-- begin --

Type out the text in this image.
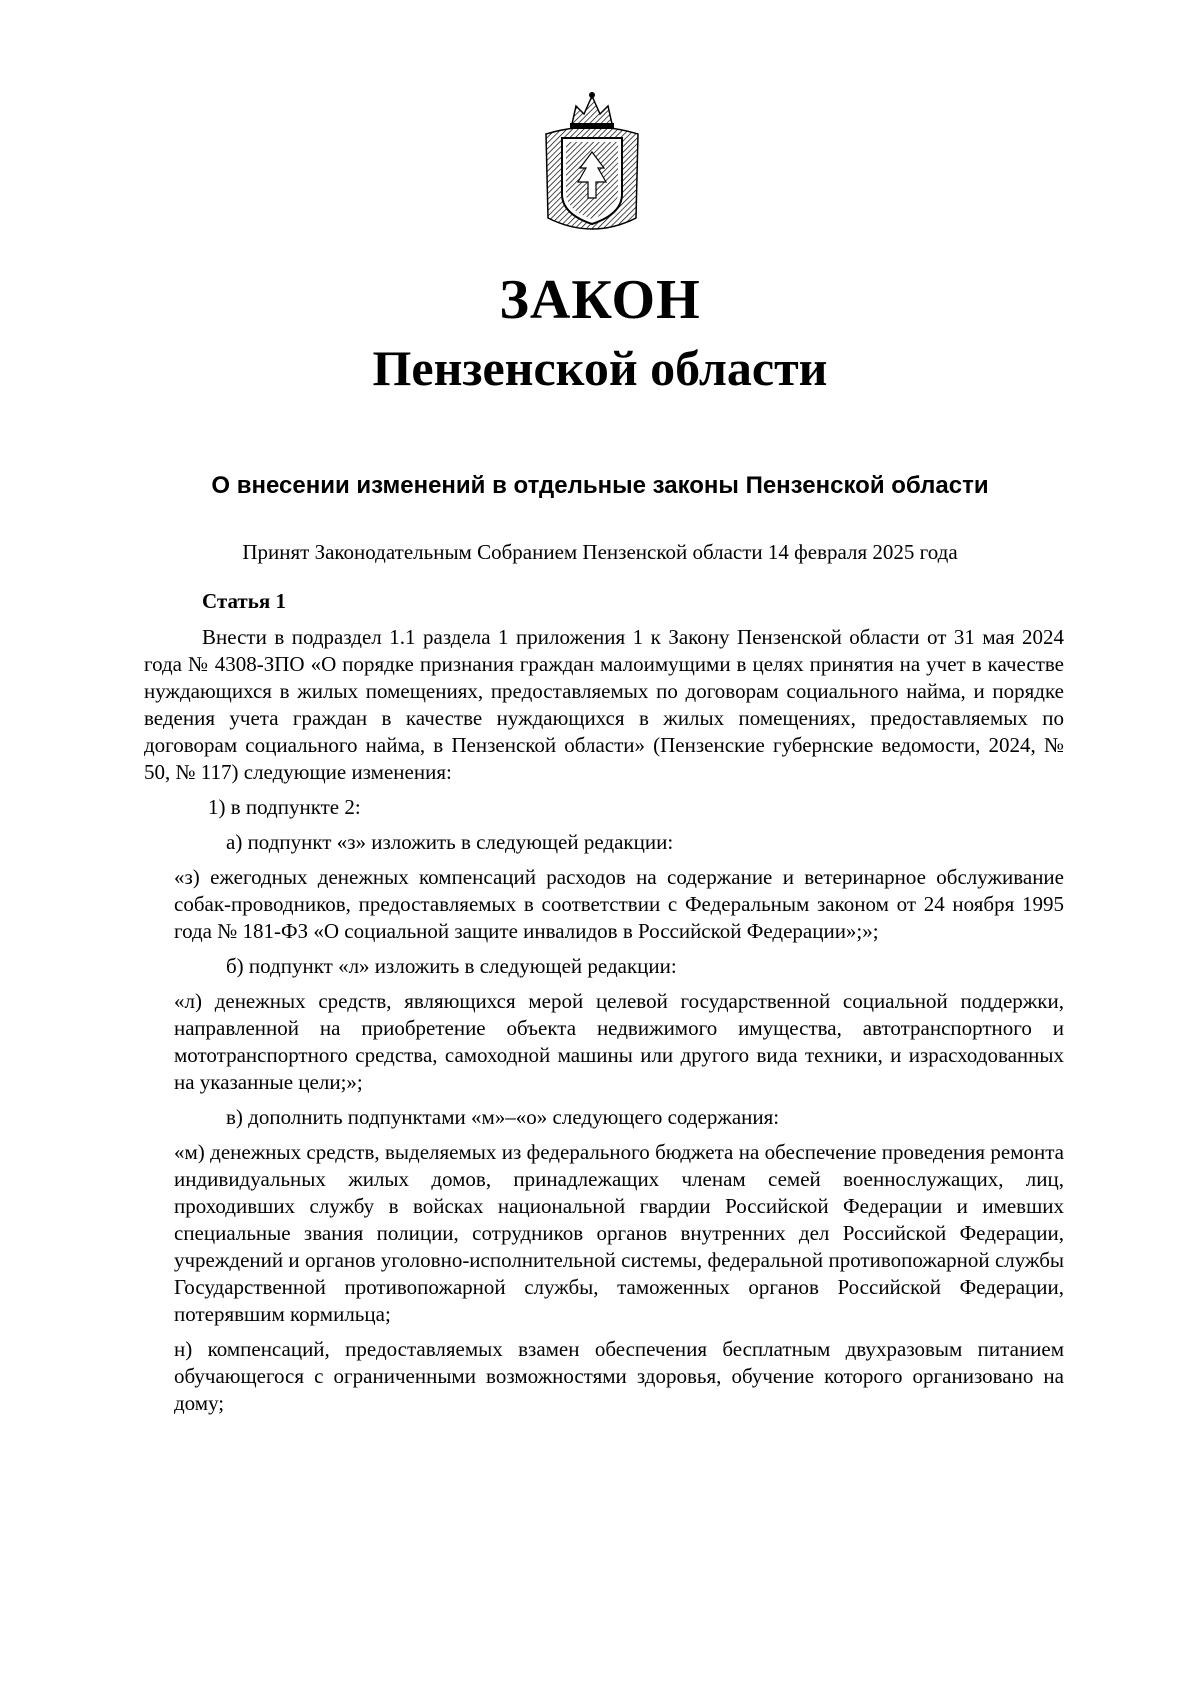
ЗАКОН
Пензенской области
О внесении изменений в отдельные законы Пензенской области
Принят Законодательным Собранием Пензенской области 14 февраля 2025 года
Статья 1
Внести в подраздел 1.1 раздела 1 приложения 1 к Закону Пензенской области от 31 мая 2024 года № 4308-ЗПО «О порядке признания граждан малоимущими в целях принятия на учет в качестве нуждающихся в жилых помещениях, предоставляемых по договорам социального найма, и порядке ведения учета граждан в качестве нуждающихся в жилых помещениях, предоставляемых по договорам социального найма, в Пензенской области» (Пензенские губернские ведомости, 2024, № 50, № 117) следующие изменения:
1) в подпункте 2:
а) подпункт «з» изложить в следующей редакции:
«з) ежегодных денежных компенсаций расходов на содержание и ветеринарное обслуживание собак-проводников, предоставляемых в соответствии с Федеральным законом от 24 ноября 1995 года № 181-ФЗ «О социальной защите инвалидов в Российской Федерации»;»;
б) подпункт «л» изложить в следующей редакции:
«л) денежных средств, являющихся мерой целевой государственной социальной поддержки, направленной на приобретение объекта недвижимого имущества, автотранспортного и мототранспортного средства, самоходной машины или другого вида техники, и израсходованных на указанные цели;»;
в) дополнить подпунктами «м»–«о» следующего содержания:
«м) денежных средств, выделяемых из федерального бюджета на обеспечение проведения ремонта индивидуальных жилых домов, принадлежащих членам семей военнослужащих, лиц, проходивших службу в войсках национальной гвардии Российской Федерации и имевших специальные звания полиции, сотрудников органов внутренних дел Российской Федерации, учреждений и органов уголовно-исполнительной системы, федеральной противопожарной службы Государственной противопожарной службы, таможенных органов Российской Федерации, потерявшим кормильца;
н) компенсаций, предоставляемых взамен обеспечения бесплатным двухразовым питанием обучающегося с ограниченными возможностями здоровья, обучение которого организовано на дому;
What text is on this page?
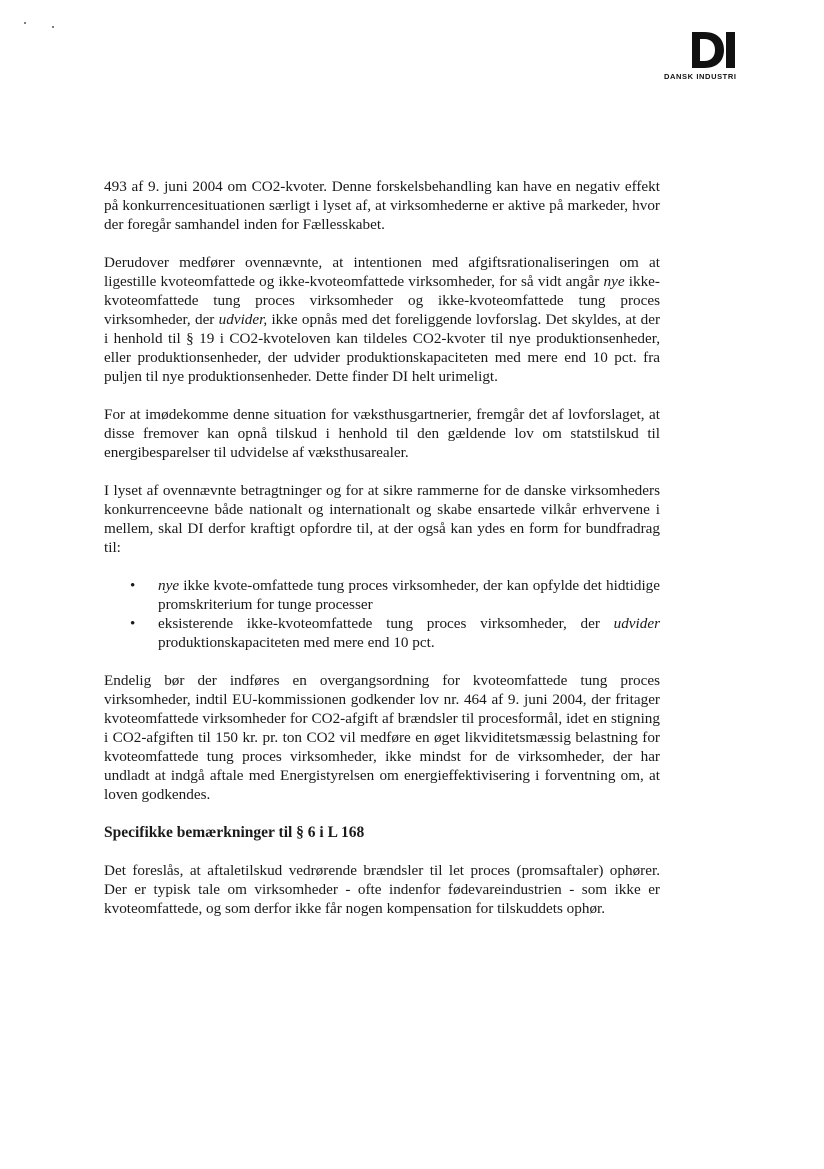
DANSK INDUSTRI

493 af 9. juni 2004 om CO2-kvoter. Denne forskelsbehandling kan have en negativ effekt på konkurrencesituationen særligt i lyset af, at virksomhederne er aktive på markeder, hvor der foregår samhandel inden for Fællesskabet.

Derudover medfører ovennævnte, at intentionen med afgiftsrationaliseringen om at ligestille kvoteomfattede og ikke-kvoteomfattede virksomheder, for så vidt angår nye ikke-kvoteomfattede tung proces virksomheder og ikke-kvoteomfattede tung proces virksomheder, der udvider, ikke opnås med det foreliggende lovforslag. Det skyldes, at der i henhold til § 19 i CO2-kvoteloven kan tildeles CO2-kvoter til nye produktionsenheder, eller produktionsenheder, der udvider produktionskapaciteten med mere end 10 pct. fra puljen til nye produktionsenheder. Dette finder DI helt urimeligt.

For at imødekomme denne situation for væksthusgartnerier, fremgår det af lovforslaget, at disse fremover kan opnå tilskud i henhold til den gældende lov om statstilskud til energibesparelser til udvidelse af væksthusarealer.

I lyset af ovennævnte betragtninger og for at sikre rammerne for de danske virksomheders konkurrenceevne både nationalt og internationalt og skabe ensartede vilkår erhvervene i mellem, skal DI derfor kraftigt opfordre til, at der også kan ydes en form for bundfradrag til:

• nye ikke kvote-omfattede tung proces virksomheder, der kan opfylde det hidtidige promskriterium for tunge processer
• eksisterende ikke-kvoteomfattede tung proces virksomheder, der udvider produktionskapaciteten med mere end 10 pct.

Endelig bør der indføres en overgangsordning for kvoteomfattede tung proces virksomheder, indtil EU-kommissionen godkender lov nr. 464 af 9. juni 2004, der fritager kvoteomfattede virksomheder for CO2-afgift af brændsler til procesformål, idet en stigning i CO2-afgiften til 150 kr. pr. ton CO2 vil medføre en øget likviditetsmæssig belastning for kvoteomfattede tung proces virksomheder, ikke mindst for de virksomheder, der har undladt at indgå aftale med Energistyrelsen om energieffektivisering i forventning om, at loven godkendes.

Specifikke bemærkninger til § 6 i L 168

Det foreslås, at aftaletilskud vedrørende brændsler til let proces (promsaftaler) ophører. Der er typisk tale om virksomheder - ofte indenfor fødevareindustrien - som ikke er kvoteomfattede, og som derfor ikke får nogen kompensation for tilskuddets ophør.
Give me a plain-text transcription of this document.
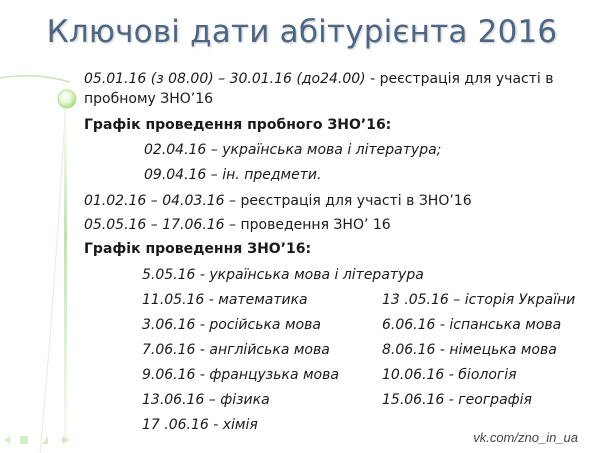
Ключові дати абітурієнта 2016
05.01.16 (з 08.00) – 30.01.16 (до24.00) - реєстрація для участі в
пробному ЗНО’16
Графік проведення пробного ЗНО’16:
02.04.16 – українська мова і література;
09.04.16 – ін. предмети.
01.02.16 – 04.03.16 – реєстрація для участі в ЗНО’16
05.05.16 – 17.06.16 – проведення ЗНО’ 16
Графік проведення ЗНО’16:
5.05.16 - українська мова і література
11.05.16 - математика
3.06.16 - російська мова
7.06.16 - англійська мова
9.06.16 - французька мова
13.06.16 – фізика
17 .06.16 - хімія
13 .05.16 – історія України
6.06.16 - іспанська мова
8.06.16 - німецька мова
10.06.16 - біологія
15.06.16 - географія
vk.com/zno_in_ua
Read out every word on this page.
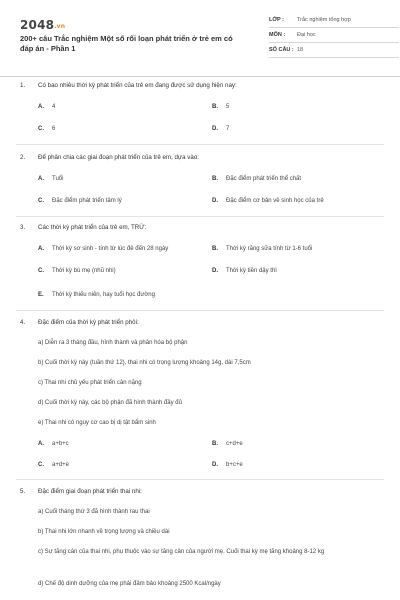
2048.vn
200+ câu Trắc nghiệm Một số rối loạn phát triển ở trẻ em có đáp án - Phần 1
LỚP :	Trắc nghiệm tổng hợp
MÔN :	Đại học
SỐ CÂU : 18
1. Có bao nhiêu thời kỳ phát triển của trẻ em đang được sử dụng hiện nay:
A. 4	B. 5
C. 6	D. 7
2. Để phân chia các giai đoạn phát triển của trẻ em, dựa vào:
A. Tuổi	B. Đặc điểm phát triển thể chất
C. Đặc điểm phát triển tâm lý	D. Đặc điểm cơ bản về sinh học của trẻ
3. Các thời kỳ phát triển của trẻ em, TRỪ:
A. Thời kỳ sơ sinh - tính từ lúc đẻ đến 28 ngày	B. Thời kỳ răng sữa tính từ 1-6 tuổi
C. Thời kỳ bú mẹ (nhũ nhi)	D. Thời kỳ tiền dậy thì
E. Thời kỳ thiếu niên, hay tuổi học đường
4. Đặc điểm của thời kỳ phát triển phôi:
a) Diễn ra 3 tháng đầu, hình thành và phân hóa bộ phận
b) Cuối thời kỳ này (tuần thứ 12), thai nhi có trọng lượng khoảng 14g, dài 7,5cm
c) Thai nhi chủ yếu phát triển cân nặng
d) Cuối thời kỳ này, các bộ phận đã hình thành đầy đủ
e) Thai nhi có nguy cơ cao bị dị tật bẩm sinh
A. a+b+c	B. c+d+e
C. a+d+e	D. b+c+e
5. Đặc điểm giai đoạn phát triển thai nhi:
a) Cuối tháng thứ 3 đã hình thành rau thai
b) Thai nhi lớn nhanh về trọng lượng và chiều dài
c) Sự tăng cân của thai nhi, phụ thuộc vào sự tăng cân của người mẹ. Cuối thai kỳ mẹ tăng khoảng 8-12 kg
d) Chế độ dinh dưỡng của mẹ phải đảm bảo khoảng 2500 Kcal/ngày
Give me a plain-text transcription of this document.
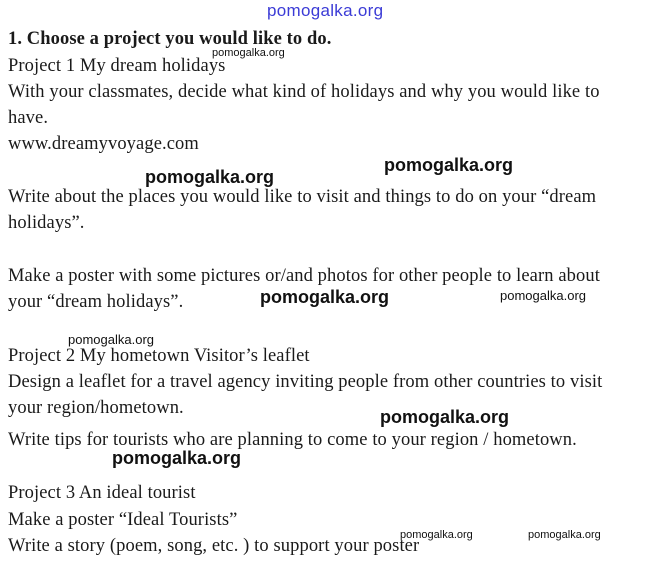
pomogalka.org
pomogalka.org
pomogalka.org
pomogalka.org
pomogalka.org	pomogalka.org
pomogalka.org
pomogalka.org
pomogalka.org
pomogalka.org	pomogalka.org
1. Choose a project you would like to do.
Project 1 My dream holidays
With your classmates, decide what kind of holidays and why you would like to
have.
www.dreamyvoyage.com
Write about the places you would like to visit and things to do on your “dream
holidays”.
Make a poster with some pictures or/and photos for other people to learn about
your “dream holidays”.
Project 2 My hometown Visitor’s leaflet
Design a leaflet for a travel agency inviting people from other countries to visit
your region/hometown.
Write tips for tourists who are planning to come to your region / hometown.
Project 3 An ideal tourist
Make a poster “Ideal Tourists”
Write a story (poem, song, etc. ) to support your poster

-- end --

SHORT TASK
Reproduce every line of the material precisely, omitting its pictures.

FULL RESPONSE
Type out the text in this image.
ЗАКОН
Пензенской области
О внесении изменений в отдельные законы Пензенской области
Принят Законодательным Собранием Пензенской области 14 февраля 2025 года
Статья 1
Внести в подраздел 1.1 раздела 1 приложения 1 к Закону Пензенской области от 31 мая 2024 года № 4308-ЗПО «О порядке признания граждан малоимущими в целях принятия на учет в качестве нуждающихся в жилых помещениях, предоставляемых по договорам социального найма, и порядке ведения учета граждан в качестве нуждающихся в жилых помещениях, предоставляемых по договорам социального найма, в Пензенской области» (Пензенские губернские ведомости, 2024, № 50, № 117) следующие изменения:
1) в подпункте 2:
а) подпункт «з» изложить в следующей редакции:
«з) ежегодных денежных компенсаций расходов на содержание и ветеринарное обслуживание собак-проводников, предоставляемых в соответствии с Федеральным законом от 24 ноября 1995 года № 181-ФЗ «О социальной защите инвалидов в Российской Федерации»;»;
б) подпункт «л» изложить в следующей редакции:
«л) денежных средств, являющихся мерой целевой государственной социальной поддержки, направленной на приобретение объекта недвижимого имущества, автотранспортного и мототранспортного средства, самоходной машины или другого вида техники, и израсходованных на указанные цели;»;
в) дополнить подпунктами «м»–«о» следующего содержания:
«м) денежных средств, выделяемых из федерального бюджета на обеспечение проведения ремонта индивидуальных жилых домов, принадлежащих членам семей военнослужащих, лиц, проходивших службу в войсках национальной гвардии Российской Федерации и имевших специальные звания полиции, сотрудников органов внутренних дел Российской Федерации, учреждений и органов уголовно-исполнительной системы, федеральной противопожарной службы Государственной противопожарной службы, таможенных органов Российской Федерации, потерявшим кормильца;
н) компенсаций, предоставляемых взамен обеспечения бесплатным двухразовым питанием обучающегося с ограниченными возможностями здоровья, обучение которого организовано на дому;
What text is on this page?
DANSK INDUSTRI

493 af 9. juni 2004 om CO2-kvoter. Denne forskelsbehandling kan have en negativ effekt på konkurrencesituationen særligt i lyset af, at virksomhederne er aktive på markeder, hvor der foregår samhandel inden for Fællesskabet.

Derudover medfører ovennævnte, at intentionen med afgiftsrationaliseringen om at ligestille kvoteomfattede og ikke-kvoteomfattede virksomheder, for så vidt angår nye ikke-kvoteomfattede tung proces virksomheder og ikke-kvoteomfattede tung proces virksomheder, der udvider, ikke opnås med det foreliggende lovforslag. Det skyldes, at der i henhold til § 19 i CO2-kvoteloven kan tildeles CO2-kvoter til nye produktionsenheder, eller produktionsenheder, der udvider produktionskapaciteten med mere end 10 pct. fra puljen til nye produktionsenheder. Dette finder DI helt urimeligt.

For at imødekomme denne situation for væksthusgartnerier, fremgår det af lovforslaget, at disse fremover kan opnå tilskud i henhold til den gældende lov om statstilskud til energibesparelser til udvidelse af væksthusarealer.

I lyset af ovennævnte betragtninger og for at sikre rammerne for de danske virksomheders konkurrenceevne både nationalt og internationalt og skabe ensartede vilkår erhvervene i mellem, skal DI derfor kraftigt opfordre til, at der også kan ydes en form for bundfradrag til:

• nye ikke kvote-omfattede tung proces virksomheder, der kan opfylde det hidtidige promskriterium for tunge processer
• eksisterende ikke-kvoteomfattede tung proces virksomheder, der udvider produktionskapaciteten med mere end 10 pct.

Endelig bør der indføres en overgangsordning for kvoteomfattede tung proces virksomheder, indtil EU-kommissionen godkender lov nr. 464 af 9. juni 2004, der fritager kvoteomfattede virksomheder for CO2-afgift af brændsler til procesformål, idet en stigning i CO2-afgiften til 150 kr. pr. ton CO2 vil medføre en øget likviditetsmæssig belastning for kvoteomfattede tung proces virksomheder, ikke mindst for de virksomheder, der har undladt at indgå aftale med Energistyrelsen om energieffektivisering i forventning om, at loven godkendes.

Specifikke bemærkninger til § 6 i L 168

Det foreslås, at aftaletilskud vedrørende brændsler til let proces (promsaftaler) ophører. Der er typisk tale om virksomheder - ofte indenfor fødevareindustrien - som ikke er kvoteomfattede, og som derfor ikke får nogen kompensation for tilskuddets ophør.
Give me a plain-text transcription of this document.
Ключові дати абітурієнта 2016
05.01.16 (з 08.00) – 30.01.16 (до24.00) - реєстрація для участі в
пробному ЗНО’16
Графік проведення пробного ЗНО’16:
02.04.16 – українська мова і література;
09.04.16 – ін. предмети.
01.02.16 – 04.03.16 – реєстрація для участі в ЗНО’16
05.05.16 – 17.06.16 – проведення ЗНО’ 16
Графік проведення ЗНО’16:
5.05.16 - українська мова і література
11.05.16 - математика
3.06.16 - російська мова
7.06.16 - англійська мова
9.06.16 - французька мова
13.06.16 – фізика
17 .06.16 - хімія
13 .05.16 – історія України
6.06.16 - іспанська мова
8.06.16 - німецька мова
10.06.16 - біологія
15.06.16 - географія
vk.com/zno_in_ua
Read out every word on this page.
2048.vn
200+ câu Trắc nghiệm Một số rối loạn phát triển ở trẻ em có đáp án - Phần 1
LỚP :	Trắc nghiệm tổng hợp
MÔN :	Đại học
SỐ CÂU : 18
1. Có bao nhiêu thời kỳ phát triển của trẻ em đang được sử dụng hiện nay:
A. 4	B. 5
C. 6	D. 7
2. Để phân chia các giai đoạn phát triển của trẻ em, dựa vào:
A. Tuổi	B. Đặc điểm phát triển thể chất
C. Đặc điểm phát triển tâm lý	D. Đặc điểm cơ bản về sinh học của trẻ
3. Các thời kỳ phát triển của trẻ em, TRỪ:
A. Thời kỳ sơ sinh - tính từ lúc đẻ đến 28 ngày	B. Thời kỳ răng sữa tính từ 1-6 tuổi
C. Thời kỳ bú mẹ (nhũ nhi)	D. Thời kỳ tiền dậy thì
E. Thời kỳ thiếu niên, hay tuổi học đường
4. Đặc điểm của thời kỳ phát triển phôi:
a) Diễn ra 3 tháng đầu, hình thành và phân hóa bộ phận
b) Cuối thời kỳ này (tuần thứ 12), thai nhi có trọng lượng khoảng 14g, dài 7,5cm
c) Thai nhi chủ yếu phát triển cân nặng
d) Cuối thời kỳ này, các bộ phận đã hình thành đầy đủ
e) Thai nhi có nguy cơ cao bị dị tật bẩm sinh
A. a+b+c	B. c+d+e
C. a+d+e	D. b+c+e
5. Đặc điểm giai đoạn phát triển thai nhi:
a) Cuối tháng thứ 3 đã hình thành rau thai
b) Thai nhi lớn nhanh về trọng lượng và chiều dài
c) Sự tăng cân của thai nhi, phụ thuộc vào sự tăng cân của người mẹ. Cuối thai kỳ mẹ tăng khoảng 8-12 kg
d) Chế độ dinh dưỡng của mẹ phải đảm bảo khoảng 2500 Kcal/ngày
Give me a plain-text transcription of this document.
pomogalka.org
pomogalka.org
pomogalka.org
pomogalka.org
pomogalka.org	pomogalka.org
pomogalka.org
pomogalka.org
pomogalka.org
pomogalka.org	pomogalka.org
1. Choose a project you would like to do.
Project 1 My dream holidays
With your classmates, decide what kind of holidays and why you would like to
have.
www.dreamyvoyage.com
Write about the places you would like to visit and things to do on your “dream
holidays”.
Make a poster with some pictures or/and photos for other people to learn about
your “dream holidays”.
Project 2 My hometown Visitor’s leaflet
Design a leaflet for a travel agency inviting people from other countries to visit
your region/hometown.
Write tips for tourists who are planning to come to your region / hometown.
Project 3 An ideal tourist
Make a poster “Ideal Tourists”
Write a story (poem, song, etc. ) to support your poster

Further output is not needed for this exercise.